(WHAT TO DO):
Select from the records below every line that has the word "volume" in it.

(GIVEN INFORMATION):
•••
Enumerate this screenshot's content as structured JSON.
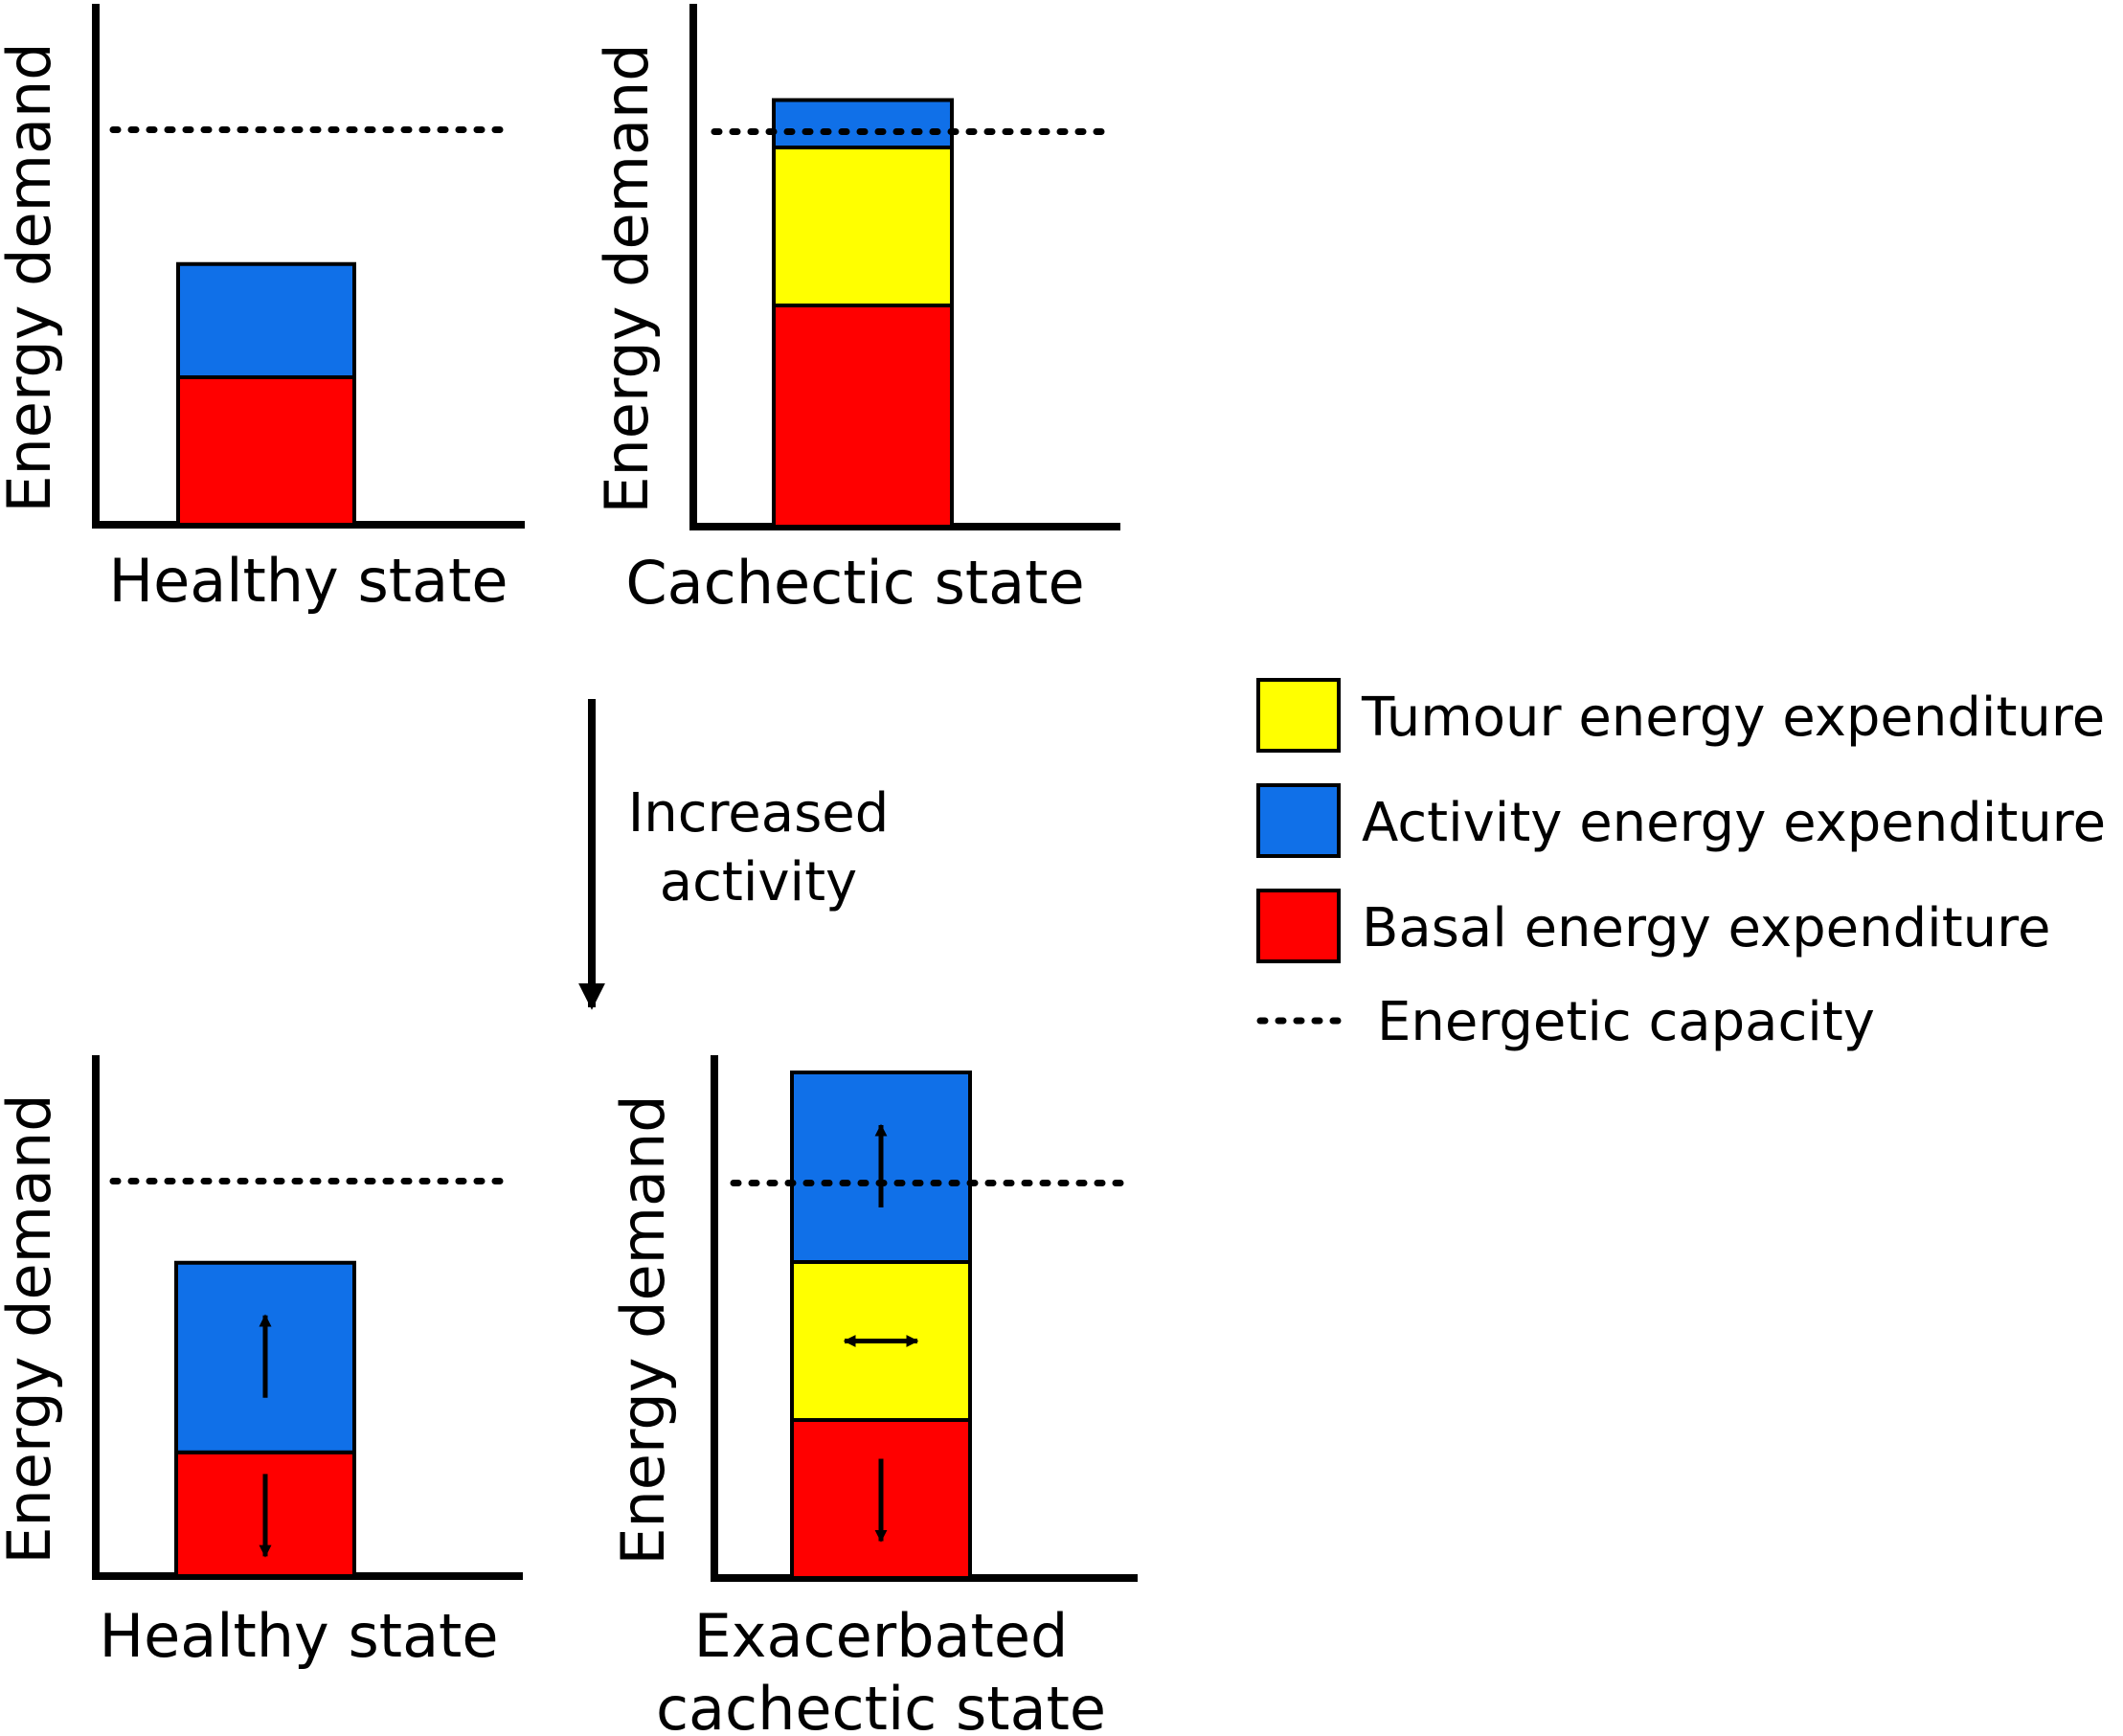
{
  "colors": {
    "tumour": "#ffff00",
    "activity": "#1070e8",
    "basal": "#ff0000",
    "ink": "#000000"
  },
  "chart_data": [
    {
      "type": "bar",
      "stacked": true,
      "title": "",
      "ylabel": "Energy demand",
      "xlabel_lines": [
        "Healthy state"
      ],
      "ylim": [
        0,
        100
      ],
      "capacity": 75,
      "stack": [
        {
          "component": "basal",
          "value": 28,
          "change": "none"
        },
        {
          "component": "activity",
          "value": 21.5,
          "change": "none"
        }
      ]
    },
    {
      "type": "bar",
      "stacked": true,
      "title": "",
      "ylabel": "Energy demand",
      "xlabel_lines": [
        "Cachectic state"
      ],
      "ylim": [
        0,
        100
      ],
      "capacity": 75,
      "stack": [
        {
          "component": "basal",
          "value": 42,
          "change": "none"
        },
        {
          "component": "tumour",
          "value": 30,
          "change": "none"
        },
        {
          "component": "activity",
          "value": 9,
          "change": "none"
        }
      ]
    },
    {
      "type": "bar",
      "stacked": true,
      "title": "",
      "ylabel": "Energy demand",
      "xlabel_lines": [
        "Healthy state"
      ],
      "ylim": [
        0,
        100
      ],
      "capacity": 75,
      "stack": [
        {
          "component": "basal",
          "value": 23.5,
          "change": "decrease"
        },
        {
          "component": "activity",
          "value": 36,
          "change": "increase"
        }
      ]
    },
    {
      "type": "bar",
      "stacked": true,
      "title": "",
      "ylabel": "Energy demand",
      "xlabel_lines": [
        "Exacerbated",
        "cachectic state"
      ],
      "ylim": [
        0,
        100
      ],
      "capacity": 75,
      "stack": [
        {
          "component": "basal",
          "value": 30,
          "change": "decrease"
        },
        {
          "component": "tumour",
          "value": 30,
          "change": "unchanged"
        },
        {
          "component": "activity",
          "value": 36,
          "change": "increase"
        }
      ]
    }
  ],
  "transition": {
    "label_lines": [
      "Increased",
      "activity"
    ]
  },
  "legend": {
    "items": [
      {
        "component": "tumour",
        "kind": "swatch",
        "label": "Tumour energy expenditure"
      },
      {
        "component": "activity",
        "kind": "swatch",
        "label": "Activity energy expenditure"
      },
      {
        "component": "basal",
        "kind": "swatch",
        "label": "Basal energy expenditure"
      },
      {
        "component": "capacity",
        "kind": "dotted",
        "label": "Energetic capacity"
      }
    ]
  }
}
•••
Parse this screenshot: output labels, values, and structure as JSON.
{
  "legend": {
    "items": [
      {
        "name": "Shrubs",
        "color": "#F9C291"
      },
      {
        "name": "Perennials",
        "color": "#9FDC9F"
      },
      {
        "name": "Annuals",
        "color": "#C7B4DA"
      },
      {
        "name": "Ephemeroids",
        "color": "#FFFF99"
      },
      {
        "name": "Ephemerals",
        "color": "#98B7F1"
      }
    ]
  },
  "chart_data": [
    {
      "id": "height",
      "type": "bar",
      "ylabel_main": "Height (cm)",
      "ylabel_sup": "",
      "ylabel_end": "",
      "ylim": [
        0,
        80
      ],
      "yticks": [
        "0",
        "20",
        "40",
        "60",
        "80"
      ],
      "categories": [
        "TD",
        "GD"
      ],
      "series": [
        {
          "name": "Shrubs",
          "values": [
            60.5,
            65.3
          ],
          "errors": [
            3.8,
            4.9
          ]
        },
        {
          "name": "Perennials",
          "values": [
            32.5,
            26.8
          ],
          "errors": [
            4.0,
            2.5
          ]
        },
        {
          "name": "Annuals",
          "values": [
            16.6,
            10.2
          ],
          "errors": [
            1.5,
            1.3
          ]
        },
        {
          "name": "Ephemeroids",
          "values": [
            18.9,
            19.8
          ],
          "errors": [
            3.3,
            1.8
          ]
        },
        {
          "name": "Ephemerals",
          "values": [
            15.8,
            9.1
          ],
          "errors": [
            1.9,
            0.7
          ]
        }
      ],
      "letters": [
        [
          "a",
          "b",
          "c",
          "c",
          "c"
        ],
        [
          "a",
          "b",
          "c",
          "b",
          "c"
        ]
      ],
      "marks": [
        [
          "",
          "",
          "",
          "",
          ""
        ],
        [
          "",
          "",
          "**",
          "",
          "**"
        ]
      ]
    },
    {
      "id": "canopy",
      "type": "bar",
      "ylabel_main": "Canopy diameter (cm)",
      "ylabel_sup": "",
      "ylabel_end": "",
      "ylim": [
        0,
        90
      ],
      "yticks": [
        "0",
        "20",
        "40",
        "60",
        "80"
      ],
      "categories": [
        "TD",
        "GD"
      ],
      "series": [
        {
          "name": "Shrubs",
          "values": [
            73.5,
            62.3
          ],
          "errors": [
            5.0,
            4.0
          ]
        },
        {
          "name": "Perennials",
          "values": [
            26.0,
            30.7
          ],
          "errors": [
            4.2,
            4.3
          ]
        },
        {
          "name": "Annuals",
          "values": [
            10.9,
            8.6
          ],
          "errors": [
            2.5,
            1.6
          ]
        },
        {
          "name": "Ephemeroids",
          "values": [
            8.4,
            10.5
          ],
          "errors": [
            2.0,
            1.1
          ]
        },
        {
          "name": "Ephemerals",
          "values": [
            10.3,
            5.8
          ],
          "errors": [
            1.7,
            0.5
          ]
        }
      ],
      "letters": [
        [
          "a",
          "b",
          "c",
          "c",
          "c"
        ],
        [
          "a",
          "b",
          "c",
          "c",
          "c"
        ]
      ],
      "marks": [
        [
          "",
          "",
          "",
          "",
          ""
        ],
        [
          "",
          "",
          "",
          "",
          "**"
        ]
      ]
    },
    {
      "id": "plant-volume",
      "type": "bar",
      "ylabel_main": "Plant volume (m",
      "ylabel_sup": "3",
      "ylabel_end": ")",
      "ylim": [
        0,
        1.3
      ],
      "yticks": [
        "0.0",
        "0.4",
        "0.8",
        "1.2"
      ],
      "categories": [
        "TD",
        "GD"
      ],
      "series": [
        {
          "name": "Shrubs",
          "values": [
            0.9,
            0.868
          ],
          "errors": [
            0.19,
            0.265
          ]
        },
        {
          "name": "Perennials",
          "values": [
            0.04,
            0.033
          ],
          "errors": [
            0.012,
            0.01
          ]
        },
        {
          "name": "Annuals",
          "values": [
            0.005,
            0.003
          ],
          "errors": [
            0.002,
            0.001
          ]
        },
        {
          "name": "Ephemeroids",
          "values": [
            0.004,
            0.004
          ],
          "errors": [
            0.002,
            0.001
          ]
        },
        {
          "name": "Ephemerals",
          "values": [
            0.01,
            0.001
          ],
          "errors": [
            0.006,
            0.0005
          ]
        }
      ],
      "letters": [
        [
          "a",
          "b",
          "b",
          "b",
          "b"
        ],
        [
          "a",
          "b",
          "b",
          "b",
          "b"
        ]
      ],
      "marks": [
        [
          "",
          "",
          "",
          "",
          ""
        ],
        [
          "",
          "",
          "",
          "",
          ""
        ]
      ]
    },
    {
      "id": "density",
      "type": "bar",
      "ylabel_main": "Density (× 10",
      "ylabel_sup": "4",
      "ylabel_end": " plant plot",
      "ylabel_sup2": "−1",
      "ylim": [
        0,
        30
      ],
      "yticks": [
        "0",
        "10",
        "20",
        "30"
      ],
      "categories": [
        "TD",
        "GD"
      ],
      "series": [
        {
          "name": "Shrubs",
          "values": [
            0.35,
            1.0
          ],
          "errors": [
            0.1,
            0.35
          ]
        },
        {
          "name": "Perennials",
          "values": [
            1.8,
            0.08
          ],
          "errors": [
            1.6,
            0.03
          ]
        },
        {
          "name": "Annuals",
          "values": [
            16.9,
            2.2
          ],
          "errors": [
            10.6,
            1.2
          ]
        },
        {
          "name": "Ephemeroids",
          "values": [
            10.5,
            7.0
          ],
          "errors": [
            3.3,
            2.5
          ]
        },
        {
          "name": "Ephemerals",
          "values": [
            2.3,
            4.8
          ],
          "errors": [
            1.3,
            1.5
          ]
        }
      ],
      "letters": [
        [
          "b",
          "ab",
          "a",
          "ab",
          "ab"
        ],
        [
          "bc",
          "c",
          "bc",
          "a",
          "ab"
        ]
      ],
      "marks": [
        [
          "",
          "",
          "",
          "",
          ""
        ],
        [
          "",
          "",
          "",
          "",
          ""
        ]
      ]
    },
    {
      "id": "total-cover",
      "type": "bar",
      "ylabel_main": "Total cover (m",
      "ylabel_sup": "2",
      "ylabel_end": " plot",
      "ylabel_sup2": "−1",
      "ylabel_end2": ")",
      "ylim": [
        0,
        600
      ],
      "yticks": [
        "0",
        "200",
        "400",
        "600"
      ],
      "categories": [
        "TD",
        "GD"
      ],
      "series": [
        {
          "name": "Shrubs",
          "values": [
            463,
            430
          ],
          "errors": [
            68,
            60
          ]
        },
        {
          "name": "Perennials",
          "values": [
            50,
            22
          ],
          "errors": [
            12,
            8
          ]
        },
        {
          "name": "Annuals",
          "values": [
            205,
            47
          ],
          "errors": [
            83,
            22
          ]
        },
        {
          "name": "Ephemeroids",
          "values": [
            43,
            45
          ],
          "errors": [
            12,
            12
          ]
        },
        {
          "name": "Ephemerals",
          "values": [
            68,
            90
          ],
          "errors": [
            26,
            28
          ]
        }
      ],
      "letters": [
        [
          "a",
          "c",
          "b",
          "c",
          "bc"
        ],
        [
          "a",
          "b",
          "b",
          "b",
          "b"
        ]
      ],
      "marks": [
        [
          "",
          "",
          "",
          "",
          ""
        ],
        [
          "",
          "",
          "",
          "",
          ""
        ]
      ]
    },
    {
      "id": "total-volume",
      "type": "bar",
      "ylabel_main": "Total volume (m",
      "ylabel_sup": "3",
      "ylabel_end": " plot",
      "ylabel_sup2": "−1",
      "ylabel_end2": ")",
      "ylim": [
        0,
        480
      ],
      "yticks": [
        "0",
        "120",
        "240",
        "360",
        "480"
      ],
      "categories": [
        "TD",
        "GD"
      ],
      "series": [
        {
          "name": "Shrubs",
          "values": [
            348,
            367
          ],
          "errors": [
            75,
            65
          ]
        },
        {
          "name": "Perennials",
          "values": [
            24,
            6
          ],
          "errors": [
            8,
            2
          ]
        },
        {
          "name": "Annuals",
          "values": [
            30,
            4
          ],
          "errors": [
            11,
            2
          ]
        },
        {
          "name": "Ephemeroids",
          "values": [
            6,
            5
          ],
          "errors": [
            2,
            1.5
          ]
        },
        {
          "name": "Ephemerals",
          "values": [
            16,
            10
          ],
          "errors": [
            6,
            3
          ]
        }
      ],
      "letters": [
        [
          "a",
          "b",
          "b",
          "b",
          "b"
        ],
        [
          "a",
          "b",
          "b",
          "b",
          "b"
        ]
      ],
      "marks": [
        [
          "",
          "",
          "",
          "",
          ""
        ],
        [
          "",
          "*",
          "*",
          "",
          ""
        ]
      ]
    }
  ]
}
•••
(OUTPUT FOR THIS EXERCISE):
      "id": "plant-volume",
      "ylabel_main": "Plant volume (m",
      "id": "total-volume",
      "ylabel_main": "Total volume (m",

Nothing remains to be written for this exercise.